# ARTICLE
╭──

A la découverte du Moutai : Episode 3 L’or blanc du baiju

 

 

Et si, pour régler la guerre commerciale avec les Etats-Unis, Xi Jinping invitait Donald Trump à prendre le verre de la réconciliation ? L’idée est séduisante, mais pas sûr que cela marche quand, dans ce domaine aussi, la Chine affiche une insolente réussite. Valorisé en bourse autour de 130 milliards d’euros, le groupe Kweichow Moutai pèse à lui seul plus que LVMH, pourtant numéro 1 mondial du luxe. Et figure parmi les plus grosses entreprises de la planète. Pas étonnant que les ouvriers de base du groupe soient quelques uns des mieux payés et des mieux traités de Chine, atteignant pas loin de l’équivalent d’un smic français de salaire mensuel, ce qui représente une petite rente pour un employé asiatique.

 

 

Plus spéculatif que les grands Bordeaux

Même si, officiellement, le flacon d’un demi-litre de Moutai est mis en vente autour de 200 euros lorsqu’il sort des chaines d’emballage de l’entreprise d’Etat, n’espérez pas en trouver à ce prix-là en Chine, y compris chez les revendeurs officiels. Si vous n’acceptez pas de payer plus, le commerçant invoquera une rupture de stock imaginaire. Dans ce contexte, tout ce qui touche au Moutai se transforme en or, puisque cet alcool est devenu autant, voire plus spéculatif, que les grands Bordeaux. Sous le sceau de l’anonymat, un revendeur confie : « Le simple fait de stocker plusieurs années des flacons, parfois obtenus par des filières parallèles ou grâce à des réseaux officieux, peut créer rapidement des fortunes personnelles. Rien d’étonnant à cela quand certaines cuvées collectors atteignent très vite des milliers d’euros. Donc moins on écoule de marchandise, plus on est potentiellement riche ». Si l’on ajoute à Moutai tous les autres baijiu vendus dans le monde, l’ensemble du marché représente à lui seul un chiffre d’affaire de 60 milliards d’euros par an. A comparer avec les 3 malheureux milliards que pèse notre cognac national.

L’or vert du tourisme

Paysage de la province très touristique de Guizhou, où est fabriqué le Moutai.

╰──

# DONNÉES FOURNIES
╭──

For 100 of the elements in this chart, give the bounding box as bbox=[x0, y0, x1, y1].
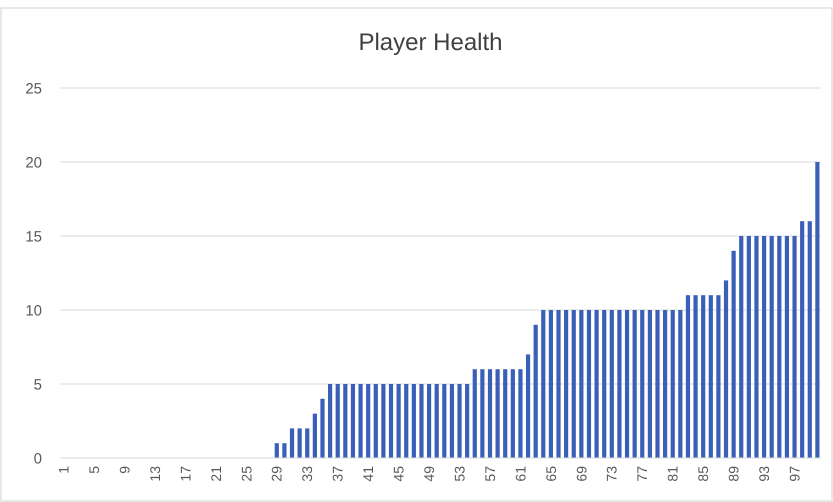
bar bbox=[777, 236, 782, 458]
x-tick-label: 93 bbox=[756, 466, 772, 482]
x-tick-label: 97 bbox=[786, 466, 802, 482]
bar bbox=[784, 236, 790, 458]
bar bbox=[716, 295, 720, 458]
bar bbox=[800, 221, 804, 458]
bar bbox=[655, 310, 660, 458]
y-tick-label: 10 bbox=[25, 302, 42, 320]
bar bbox=[396, 384, 401, 458]
x-tick-label: 33 bbox=[299, 466, 316, 482]
x-tick-label: 37 bbox=[330, 466, 346, 482]
bar bbox=[404, 384, 408, 458]
bar bbox=[632, 310, 637, 458]
bar bbox=[708, 295, 713, 458]
x-tick-label: 49 bbox=[420, 466, 437, 482]
bar bbox=[305, 428, 310, 458]
bar bbox=[739, 236, 744, 458]
bar bbox=[548, 310, 553, 458]
bar bbox=[388, 384, 394, 458]
bar bbox=[465, 384, 470, 458]
bar bbox=[670, 310, 675, 458]
x-tick-label: 85 bbox=[695, 466, 712, 482]
bar bbox=[663, 310, 668, 458]
x-tick-label: 29 bbox=[268, 466, 285, 482]
bar bbox=[686, 295, 690, 458]
bar bbox=[732, 250, 736, 458]
x-tick-label: 21 bbox=[208, 466, 224, 482]
y-tick-label: 25 bbox=[25, 80, 42, 98]
x-tick-label: 69 bbox=[573, 466, 590, 482]
x-tick-label: 17 bbox=[177, 466, 194, 482]
bar bbox=[312, 414, 317, 458]
x-tick-label: 41 bbox=[360, 466, 376, 482]
bar bbox=[480, 369, 484, 458]
bar bbox=[762, 236, 766, 458]
bar bbox=[579, 310, 584, 458]
y-tick-label: 5 bbox=[34, 376, 42, 394]
bar bbox=[419, 384, 424, 458]
x-tick-label: 65 bbox=[542, 466, 559, 482]
bar bbox=[693, 295, 698, 458]
bar bbox=[320, 398, 325, 458]
bar bbox=[610, 310, 614, 458]
bar bbox=[366, 384, 370, 458]
x-tick-label: 53 bbox=[451, 466, 468, 482]
y-tick-label: 20 bbox=[25, 154, 42, 172]
bar bbox=[450, 384, 454, 458]
x-tick-label: 13 bbox=[146, 466, 163, 482]
bar bbox=[426, 384, 432, 458]
bar bbox=[282, 443, 287, 458]
x-tick-label: 81 bbox=[664, 466, 681, 482]
bar bbox=[526, 354, 530, 458]
x-tick-label: 57 bbox=[482, 466, 498, 482]
bar bbox=[701, 295, 706, 458]
bar bbox=[343, 384, 348, 458]
bar bbox=[617, 310, 622, 458]
bar bbox=[792, 236, 797, 458]
bar bbox=[503, 369, 508, 458]
bar bbox=[602, 310, 606, 458]
bar bbox=[746, 236, 751, 458]
bar bbox=[724, 280, 728, 458]
bar bbox=[640, 310, 644, 458]
x-tick-label: 77 bbox=[634, 466, 650, 482]
bar bbox=[594, 310, 599, 458]
bar bbox=[534, 324, 538, 458]
y-tick-label: 15 bbox=[25, 228, 42, 246]
bar bbox=[374, 384, 378, 458]
x-tick-label: 45 bbox=[390, 466, 407, 482]
bar bbox=[518, 369, 523, 458]
bar bbox=[754, 236, 759, 458]
bar bbox=[381, 384, 386, 458]
bar bbox=[815, 162, 820, 458]
bar bbox=[541, 310, 546, 458]
bar bbox=[274, 443, 279, 458]
bar bbox=[442, 384, 446, 458]
bar bbox=[770, 236, 774, 458]
x-tick-label: 9 bbox=[116, 466, 132, 474]
bar bbox=[298, 428, 302, 458]
bar bbox=[556, 310, 561, 458]
x-tick-label: 73 bbox=[604, 466, 620, 482]
bar bbox=[586, 310, 592, 458]
chart-title: Player Health bbox=[358, 29, 503, 56]
bar bbox=[678, 310, 682, 458]
bar bbox=[808, 221, 812, 458]
bar bbox=[290, 428, 294, 458]
y-tick-label: 0 bbox=[34, 450, 42, 468]
bar bbox=[328, 384, 332, 458]
bar bbox=[472, 369, 477, 458]
x-tick-label: 25 bbox=[238, 466, 254, 482]
bar bbox=[648, 310, 652, 458]
bar bbox=[434, 384, 439, 458]
x-tick-label: 89 bbox=[726, 466, 742, 482]
bar bbox=[572, 310, 576, 458]
bar bbox=[412, 384, 416, 458]
x-tick-label: 61 bbox=[512, 466, 528, 482]
x-tick-label: 1 bbox=[56, 466, 72, 474]
bar bbox=[510, 369, 515, 458]
bar bbox=[457, 384, 462, 458]
bar bbox=[350, 384, 356, 458]
x-tick-label: 5 bbox=[86, 466, 102, 474]
bar bbox=[336, 384, 340, 458]
bar bbox=[488, 369, 492, 458]
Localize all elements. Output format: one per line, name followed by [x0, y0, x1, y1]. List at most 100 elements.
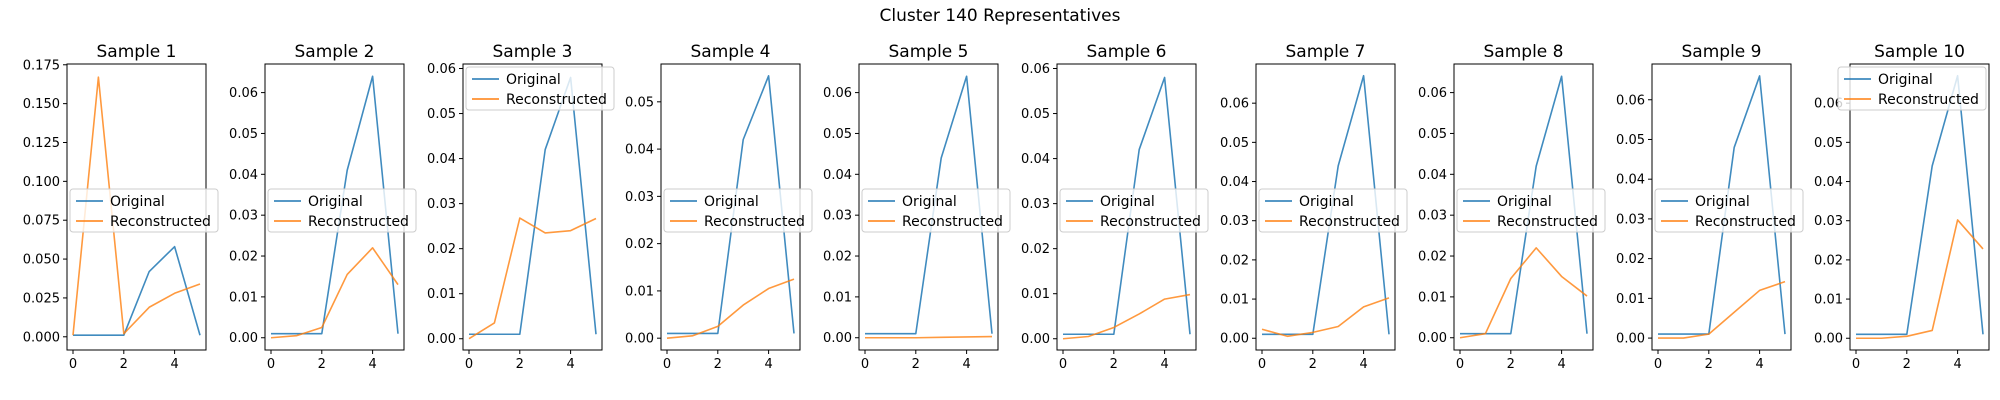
y-tick-label: 0.125 — [23, 136, 60, 151]
axes-frame — [1849, 63, 1990, 351]
x-tick-label: 2 — [120, 357, 128, 372]
legend-frame — [1456, 188, 1606, 233]
legend-label: Original — [110, 194, 165, 210]
y-tick-label: 0.02 — [1814, 253, 1843, 268]
y-tick-label: 0.04 — [823, 168, 852, 183]
x-tick-label: 4 — [1755, 357, 1763, 372]
y-tick-label: 0.01 — [1021, 287, 1050, 302]
y-tick-label: 0.01 — [625, 284, 654, 299]
y-tick-label: 0.04 — [1814, 175, 1843, 190]
x-tick-label: 4 — [1953, 357, 1961, 372]
x-tick-label: 2 — [1110, 357, 1118, 372]
x-tick-label: 2 — [1309, 357, 1317, 372]
series-line-original — [469, 76, 597, 336]
x-tick-label: 0 — [69, 357, 77, 372]
y-tick-label: 0.04 — [1220, 175, 1249, 190]
x-tick-label: 0 — [663, 357, 671, 372]
y-tick-label: 0.050 — [23, 253, 60, 268]
series-line-reconstructed — [1062, 293, 1191, 340]
y-tick-label: 0.03 — [625, 190, 654, 205]
y-tick-label: 0.03 — [229, 209, 258, 224]
x-tick-label: 0 — [1852, 357, 1860, 372]
y-tick-label: 0.00 — [229, 331, 258, 346]
subplot-title: Sample 6 — [1087, 42, 1167, 62]
y-tick-label: 0.06 — [823, 86, 852, 101]
y-tick-label: 0.01 — [823, 290, 852, 305]
y-tick-label: 0.04 — [1616, 173, 1645, 188]
legend-label: Reconstructed — [704, 214, 805, 230]
legend-label: Reconstructed — [902, 214, 1003, 230]
legend-frame — [1258, 188, 1408, 233]
y-tick-label: 0.06 — [1814, 97, 1843, 112]
subplot-5: Sample 5 0.00 0.01 0.02 0.03 0.04 0.05 0.06 0 2 4 O… — [823, 42, 1011, 372]
subplot-4: Sample 4 0.00 0.01 0.02 0.03 0.04 0.05 0 2 4 Origi… — [625, 42, 813, 372]
series-line-original — [1856, 74, 1984, 336]
series-line-original — [271, 75, 399, 335]
y-tick-label: 0.01 — [427, 287, 456, 302]
legend-frame — [861, 188, 1011, 233]
y-tick-label: 0.02 — [823, 250, 852, 265]
x-tick-label: 2 — [318, 357, 326, 372]
legend-label: Original — [506, 72, 561, 88]
y-tick-label: 0.00 — [1021, 332, 1050, 347]
subplot-3: Sample 3 0.00 0.01 0.02 0.03 0.04 0.05 0.06 0 2 4 O… — [427, 42, 615, 372]
y-tick-label: 0.03 — [1418, 209, 1447, 224]
series-line-original — [73, 245, 201, 337]
y-tick-label: 0.00 — [1418, 331, 1447, 346]
legend: Original Reconstructed — [1059, 188, 1209, 233]
y-tick-label: 0.01 — [1220, 293, 1249, 308]
legend-frame — [69, 188, 219, 233]
series-line-original — [667, 75, 795, 335]
subplot-title: Sample 2 — [295, 42, 375, 62]
x-tick-label: 2 — [912, 357, 920, 372]
y-tick-label: 0.075 — [23, 214, 60, 229]
y-tick-label: 0.00 — [427, 332, 456, 347]
y-tick-label: 0.03 — [823, 209, 852, 224]
subplot-9: Sample 9 0.00 0.01 0.02 0.03 0.04 0.05 0.06 0 2 4 O… — [1616, 42, 1804, 372]
y-tick-label: 0.025 — [23, 291, 60, 306]
y-tick-label: 0.01 — [1616, 292, 1645, 307]
y-tick-label: 0.00 — [1220, 332, 1249, 347]
series-line-original — [865, 75, 993, 335]
series-line-original — [1063, 76, 1191, 336]
y-tick-label: 0.02 — [1616, 252, 1645, 267]
series-line-reconstructed — [1856, 219, 1984, 340]
y-tick-label: 0.04 — [229, 168, 258, 183]
subplot-7: Sample 7 0.00 0.01 0.02 0.03 0.04 0.05 0.06 0 2 4 O… — [1220, 42, 1408, 372]
x-tick-label: 4 — [1557, 357, 1565, 372]
subplot-8: Sample 8 0.00 0.01 0.02 0.03 0.04 0.05 0.06 0 2 4 O… — [1418, 42, 1606, 372]
y-tick-label: 0.06 — [1616, 93, 1645, 108]
subplot-title: Sample 3 — [493, 42, 573, 62]
y-tick-label: 0.175 — [23, 58, 60, 73]
legend: Original Reconstructed — [1654, 188, 1804, 233]
legend-frame — [1837, 66, 1987, 111]
y-tick-label: 0.05 — [1814, 136, 1843, 151]
x-tick-label: 4 — [170, 357, 178, 372]
y-tick-label: 0.06 — [229, 86, 258, 101]
legend-frame — [1654, 188, 1804, 233]
y-tick-label: 0.03 — [1814, 214, 1843, 229]
y-tick-label: 0.00 — [1616, 332, 1645, 347]
subplot-title: Sample 8 — [1484, 42, 1564, 62]
y-tick-label: 0.01 — [1814, 293, 1843, 308]
series-line-original — [1658, 75, 1786, 335]
legend-label: Original — [902, 194, 957, 210]
subplot-10: Sample 10 0.00 0.01 0.02 0.03 0.04 0.05 0.06 0 2 4… — [1814, 42, 1990, 372]
x-tick-label: 4 — [368, 357, 376, 372]
x-tick-label: 0 — [1456, 357, 1464, 372]
y-tick-label: 0.01 — [229, 290, 258, 305]
x-tick-label: 0 — [267, 357, 275, 372]
y-tick-label: 0.01 — [1418, 290, 1447, 305]
y-tick-label: 0.03 — [1616, 212, 1645, 227]
x-tick-label: 4 — [1359, 357, 1367, 372]
y-tick-label: 0.02 — [1021, 242, 1050, 257]
y-tick-label: 0.04 — [625, 143, 654, 158]
legend-label: Original — [1100, 194, 1155, 210]
x-tick-label: 2 — [516, 357, 524, 372]
y-tick-label: 0.100 — [23, 175, 60, 190]
legend-frame — [465, 66, 615, 111]
subplot-title: Sample 5 — [889, 42, 969, 62]
y-tick-label: 0.00 — [625, 332, 654, 347]
subplot-title: Sample 1 — [97, 42, 177, 62]
y-tick-label: 0.00 — [823, 331, 852, 346]
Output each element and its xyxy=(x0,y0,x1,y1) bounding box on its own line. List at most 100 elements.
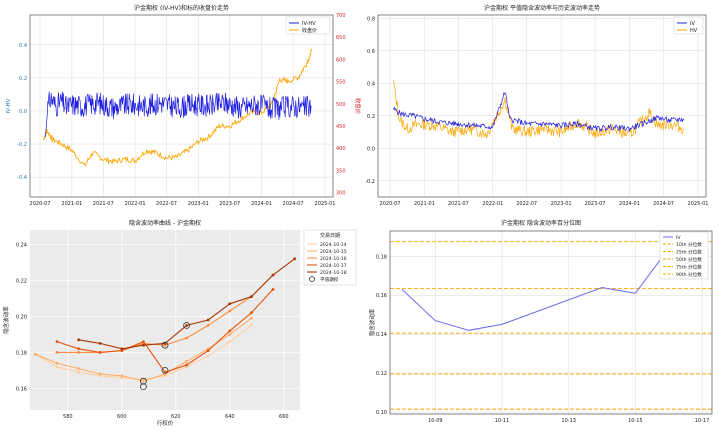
atm-marker xyxy=(139,377,147,385)
legend-box xyxy=(673,16,704,35)
atm-marker xyxy=(161,341,169,349)
smile-point xyxy=(228,340,232,343)
legend-label: 2024-10-16 xyxy=(320,256,347,262)
x-tick-label: 2021-07 xyxy=(448,201,469,207)
x-tick-label: 2023-07 xyxy=(585,201,606,207)
smile-point xyxy=(55,365,59,369)
smile-point xyxy=(206,349,210,352)
y-tick-label: 0.22 xyxy=(16,278,27,284)
smile-point xyxy=(206,324,210,327)
smile-point xyxy=(228,309,232,313)
smile-point xyxy=(250,311,253,315)
y2-tick-label: 700 xyxy=(336,13,346,19)
smile-point xyxy=(98,351,102,354)
y2-axis-label: 收盘价 xyxy=(354,98,362,115)
x-tick-label: 10-15 xyxy=(628,418,643,424)
y-axis-label: 隐含波动率 xyxy=(2,306,10,334)
y-tick-label: 0.8 xyxy=(367,16,375,22)
plot-frame xyxy=(29,14,334,198)
smile-point xyxy=(98,342,102,345)
smile-point xyxy=(271,288,275,291)
legend-label: IV-HV xyxy=(302,21,316,27)
y2-tick-label: 550 xyxy=(336,80,346,86)
y-tick-label: -0.4 xyxy=(17,175,27,181)
y-tick-label: 0.4 xyxy=(367,81,375,87)
smile-point xyxy=(77,347,80,351)
legend-label: 75th 分位数 xyxy=(676,264,702,271)
smile-point xyxy=(55,361,59,365)
y2-tick-label: 500 xyxy=(336,102,346,108)
x-tick-label: 2024-07 xyxy=(653,201,674,207)
y-tick-label: 0.24 xyxy=(16,242,27,248)
x-tick-label: 2022-01 xyxy=(125,201,146,207)
series-line-iv-hv xyxy=(45,91,312,138)
smile-point xyxy=(77,370,80,374)
smile-point xyxy=(163,370,167,374)
smile-point xyxy=(77,367,80,370)
x-tick-label: 10-13 xyxy=(561,418,576,424)
smile-point xyxy=(185,363,189,367)
y-tick-label: 0.16 xyxy=(16,386,27,392)
x-tick-label: 600 xyxy=(117,414,127,420)
smile-point xyxy=(250,316,253,320)
smile-point xyxy=(163,342,167,345)
chart-title: 沪金期权 (IV-HV)和标的收盘价走势 xyxy=(134,4,229,12)
y-tick-label: -0.2 xyxy=(17,142,27,148)
chart-ivhv-gold: -0.4 -0.2 0.0 0.2 0.4 2020-07 2021-01 2021-07 20… xyxy=(6,4,362,207)
x-tick-label: 2024-01 xyxy=(619,201,640,207)
y2-tick-label: 400 xyxy=(336,146,346,152)
x-tick-label: 10-17 xyxy=(695,418,710,424)
series-line-close-price xyxy=(42,48,313,168)
smile-point xyxy=(142,340,145,343)
y-tick-label: 0.20 xyxy=(16,314,27,320)
smile-point xyxy=(228,302,232,306)
y2-tick-label: 350 xyxy=(336,168,346,174)
y-tick-label: -0.2 xyxy=(365,179,375,185)
legend-label: 2024-10-17 xyxy=(320,263,347,269)
smile-point xyxy=(228,329,232,333)
x-tick-label: 620 xyxy=(171,414,181,420)
x-tick-label: 2020-07 xyxy=(30,201,51,207)
x-tick-label: 580 xyxy=(63,414,73,420)
y-tick-label: 0.2 xyxy=(367,114,375,120)
y2-tick-label: 300 xyxy=(336,191,346,197)
chart-vol-smile: 0.16 0.18 0.20 0.22 0.24 580 600 620 640 660 隐含波动率… xyxy=(2,219,357,427)
smile-point xyxy=(185,360,189,363)
plot-frame xyxy=(377,14,707,198)
smile-point xyxy=(206,318,210,322)
smile-point xyxy=(120,374,124,378)
legend-label: IV xyxy=(690,21,695,27)
x-tick-label: 2025-01 xyxy=(688,201,709,207)
legend-box xyxy=(659,231,709,280)
chart-title: 沪金期权 隐含波动率百分位图 xyxy=(501,219,581,227)
y2-tick-label: 650 xyxy=(336,35,346,41)
smile-point xyxy=(142,379,145,383)
x-tick-label: 2021-01 xyxy=(414,201,435,207)
x-axis-label: 行权价 xyxy=(157,419,174,427)
legend-label: 10th 分位数 xyxy=(676,241,702,248)
chart-title: 隐含波动率曲线 - 沪金期权 xyxy=(129,219,201,227)
series-line-iv xyxy=(401,247,703,331)
y-tick-label: 0.14 xyxy=(376,332,387,338)
smile-point xyxy=(228,333,232,336)
y-tick-label: 0.0 xyxy=(19,109,27,115)
legend-label: 50th 分位数 xyxy=(676,256,702,263)
x-tick-label: 10-11 xyxy=(495,418,510,424)
smile-point xyxy=(120,347,124,351)
legend: 交易日期2024-10-142024-10-152024-10-162024-1… xyxy=(303,229,357,286)
chart-iv-hv-history: -0.2 0.0 0.2 0.4 0.6 0.8 2020-07 2021-01 2021-07… xyxy=(365,4,708,207)
x-tick-label: 2022-07 xyxy=(516,201,537,207)
x-tick-label: 2020-07 xyxy=(380,201,401,207)
x-tick-label: 2023-07 xyxy=(219,201,240,207)
smile-point xyxy=(142,343,145,347)
x-tick-label: 660 xyxy=(279,414,289,420)
y-tick-label: 0.16 xyxy=(376,293,387,299)
y-tick-label: 0.6 xyxy=(367,49,375,55)
y-tick-label: 0.12 xyxy=(376,371,387,377)
y-tick-label: 0.4 xyxy=(19,43,27,49)
atm-marker xyxy=(161,366,169,374)
y-tick-label: 0.18 xyxy=(376,254,387,260)
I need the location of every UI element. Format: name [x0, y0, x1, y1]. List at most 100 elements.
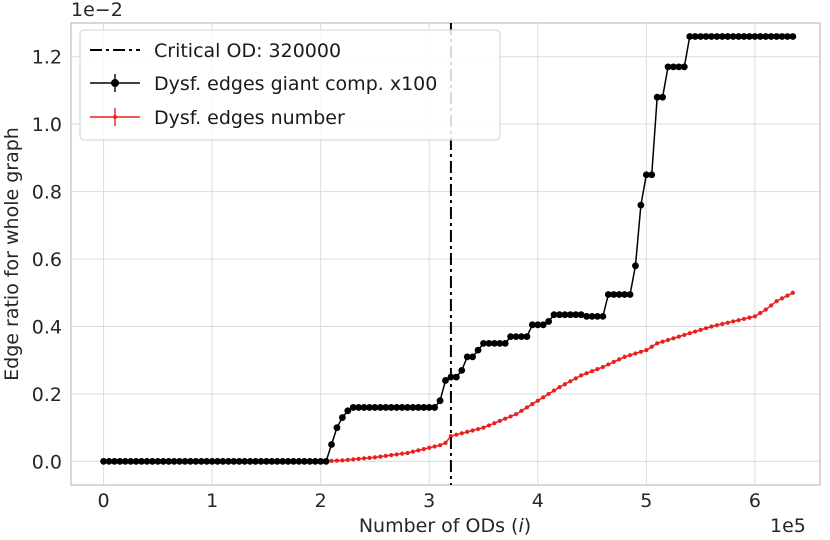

╰──

# EXERCICE PROPOSÉ
Recopiez le passage de l'article sur le Moutai compris entre "Et si, pour" et "un employé asiatique.", inclus, en renommant "LVMH" en "Hermès".

# RÉPONSE
Et si, pour régler la guerre commerciale avec les Etats-Unis, Xi Jinping invitait Donald Trump à prendre le verre de la réconciliation ? L’idée est séduisante, mais pas sûr que cela marche quand, dans ce domaine aussi, la Chine affiche une insolente réussite. Valorisé en bourse autour de 130 milliards d’euros, le groupe Kweichow Moutai pèse à lui seul plus que Hermès, pourtant numéro 1 mondial du luxe. Et figure parmi les plus grosses entreprises de la planète. Pas étonnant que les ouvriers de base du groupe soient quelques uns des mieux payés et des mieux traités de Chine, atteignant pas loin de l’équivalent d’un smic français de salaire mensuel, ce qui représente une petite rente pour un employé asiatique.